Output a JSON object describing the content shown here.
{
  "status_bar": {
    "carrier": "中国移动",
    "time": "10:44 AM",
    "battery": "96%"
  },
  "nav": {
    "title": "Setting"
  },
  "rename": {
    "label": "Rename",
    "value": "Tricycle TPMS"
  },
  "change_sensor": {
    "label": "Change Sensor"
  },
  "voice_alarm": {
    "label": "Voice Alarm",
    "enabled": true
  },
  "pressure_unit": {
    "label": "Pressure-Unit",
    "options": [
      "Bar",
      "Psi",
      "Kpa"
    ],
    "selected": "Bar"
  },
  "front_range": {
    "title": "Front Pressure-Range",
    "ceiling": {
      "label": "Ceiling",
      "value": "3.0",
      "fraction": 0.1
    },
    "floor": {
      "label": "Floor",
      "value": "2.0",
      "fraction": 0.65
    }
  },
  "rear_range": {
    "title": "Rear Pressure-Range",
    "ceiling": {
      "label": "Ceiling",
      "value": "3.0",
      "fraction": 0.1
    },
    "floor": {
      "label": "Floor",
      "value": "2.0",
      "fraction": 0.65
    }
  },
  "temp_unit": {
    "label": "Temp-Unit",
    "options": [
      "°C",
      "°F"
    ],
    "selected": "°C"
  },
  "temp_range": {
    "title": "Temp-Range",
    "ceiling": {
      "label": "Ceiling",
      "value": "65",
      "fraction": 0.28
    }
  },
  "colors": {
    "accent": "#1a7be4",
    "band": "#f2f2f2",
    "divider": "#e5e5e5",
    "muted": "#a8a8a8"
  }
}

INSTRUCTIONS FOR THE TASK. Go through the listing and print each line exactly as it appears.

ANSWER TO THE TASK.
Output a JSON object describing the content shown here.
{
  "status_bar": {
    "carrier": "中国移动",
    "time": "10:44 AM",
    "battery": "96%"
  },
  "nav": {
    "title": "Setting"
  },
  "rename": {
    "label": "Rename",
    "value": "Tricycle TPMS"
  },
  "change_sensor": {
    "label": "Change Sensor"
  },
  "voice_alarm": {
    "label": "Voice Alarm",
    "enabled": true
  },
  "pressure_unit": {
    "label": "Pressure-Unit",
    "options": [
      "Bar",
      "Psi",
      "Kpa"
    ],
    "selected": "Bar"
  },
  "front_range": {
    "title": "Front Pressure-Range",
    "ceiling": {
      "label": "Ceiling",
      "value": "3.0",
      "fraction": 0.1
    },
    "floor": {
      "label": "Floor",
      "value": "2.0",
      "fraction": 0.65
    }
  },
  "rear_range": {
    "title": "Rear Pressure-Range",
    "ceiling": {
      "label": "Ceiling",
      "value": "3.0",
      "fraction": 0.1
    },
    "floor": {
      "label": "Floor",
      "value": "2.0",
      "fraction": 0.65
    }
  },
  "temp_unit": {
    "label": "Temp-Unit",
    "options": [
      "°C",
      "°F"
    ],
    "selected": "°C"
  },
  "temp_range": {
    "title": "Temp-Range",
    "ceiling": {
      "label": "Ceiling",
      "value": "65",
      "fraction": 0.28
    }
  },
  "colors": {
    "accent": "#1a7be4",
    "band": "#f2f2f2",
    "divider": "#e5e5e5",
    "muted": "#a8a8a8"
  }
}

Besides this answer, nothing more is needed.